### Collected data
..............................

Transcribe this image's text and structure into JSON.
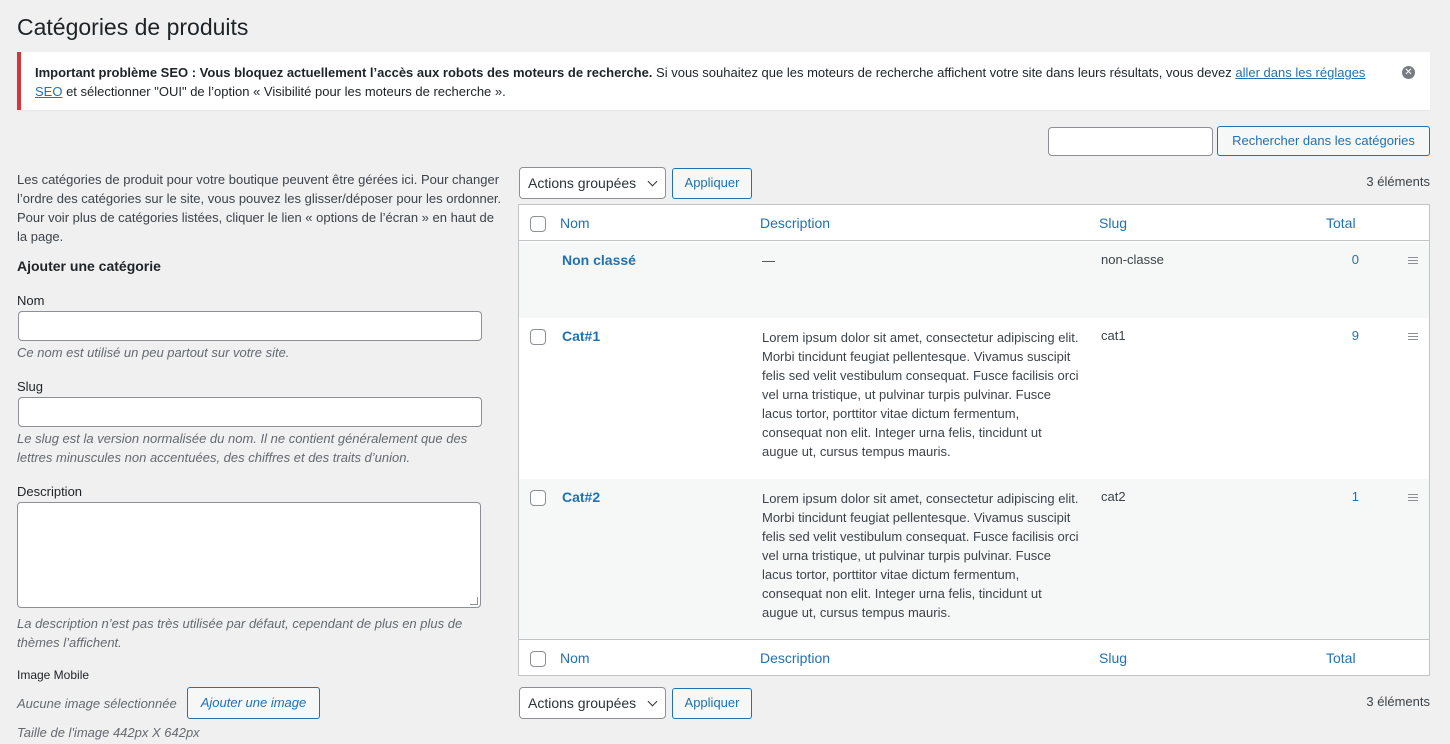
{
  "page": {
    "title": "Catégories de produits"
  },
  "notice": {
    "strong": "Important problème SEO : Vous bloquez actuellement l’accès aux robots des moteurs de recherche.",
    "text_before_link": " Si vous souhaitez que les moteurs de recherche affichent votre site dans leurs résultats, vous devez ",
    "link": "aller dans les réglages SEO",
    "text_after_link": " et sélectionner \"OUI\" de l’option « Visibilité pour les moteurs de recherche ».",
    "dismiss_icon": "close-circle-icon"
  },
  "search": {
    "value": "",
    "button_label": "Rechercher dans les catégories"
  },
  "left": {
    "intro": "Les catégories de produit pour votre boutique peuvent être gérées ici. Pour changer l’ordre des catégories sur le site, vous pouvez les glisser/déposer pour les ordonner. Pour voir plus de catégories listées, cliquer le lien « options de l’écran » en haut de la page.",
    "add_title": "Ajouter une catégorie",
    "name_label": "Nom",
    "name_value": "",
    "name_hint": "Ce nom est utilisé un peu partout sur votre site.",
    "slug_label": "Slug",
    "slug_value": "",
    "slug_hint": "Le slug est la version normalisée du nom. Il ne contient généralement que des lettres minuscules non accentuées, des chiffres et des traits d’union.",
    "description_label": "Description",
    "description_hint": "La description n’est pas très utilisée par défaut, cependant de plus en plus de thèmes l’affichent.",
    "image_label": "Image Mobile",
    "no_image": "Aucune image sélectionnée",
    "add_image_button": "Ajouter une image",
    "image_size": "Taille de l'image 442px X 642px"
  },
  "bulk": {
    "label": "Actions groupées",
    "apply": "Appliquer",
    "count": "3 éléments"
  },
  "table": {
    "columns": {
      "name": "Nom",
      "description": "Description",
      "slug": "Slug",
      "total": "Total"
    },
    "rows": [
      {
        "name": "Non classé",
        "description": "—",
        "slug": "non-classe",
        "total": "0"
      },
      {
        "name": "Cat#1",
        "description": "Lorem ipsum dolor sit amet, consectetur adipiscing elit. Morbi tincidunt feugiat pellentesque. Vivamus suscipit felis sed velit vestibulum consequat. Fusce facilisis orci vel urna tristique, ut pulvinar turpis pulvinar. Fusce lacus tortor, porttitor vitae dictum fermentum, consequat non elit. Integer urna felis, tincidunt ut augue ut, cursus tempus mauris.",
        "slug": "cat1",
        "total": "9"
      },
      {
        "name": "Cat#2",
        "description": "Lorem ipsum dolor sit amet, consectetur adipiscing elit. Morbi tincidunt feugiat pellentesque. Vivamus suscipit felis sed velit vestibulum consequat. Fusce facilisis orci vel urna tristique, ut pulvinar turpis pulvinar. Fusce lacus tortor, porttitor vitae dictum fermentum, consequat non elit. Integer urna felis, tincidunt ut augue ut, cursus tempus mauris.",
        "slug": "cat2",
        "total": "1"
      }
    ]
  },
  "colors": {
    "accent": "#2271b1",
    "error_border": "#d63638",
    "background": "#f0f0f1"
  }
}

..............................

Identify each line in the entries with the word "affichent" and copy it.

    "text_before_link": " Si vous souhaitez que les moteurs de recherche affichent votre site dans leurs résultats, vous devez ",
    "description_hint": "La description n’est pas très utilisée par défaut, cependant de plus en plus de thèmes l’affichent.",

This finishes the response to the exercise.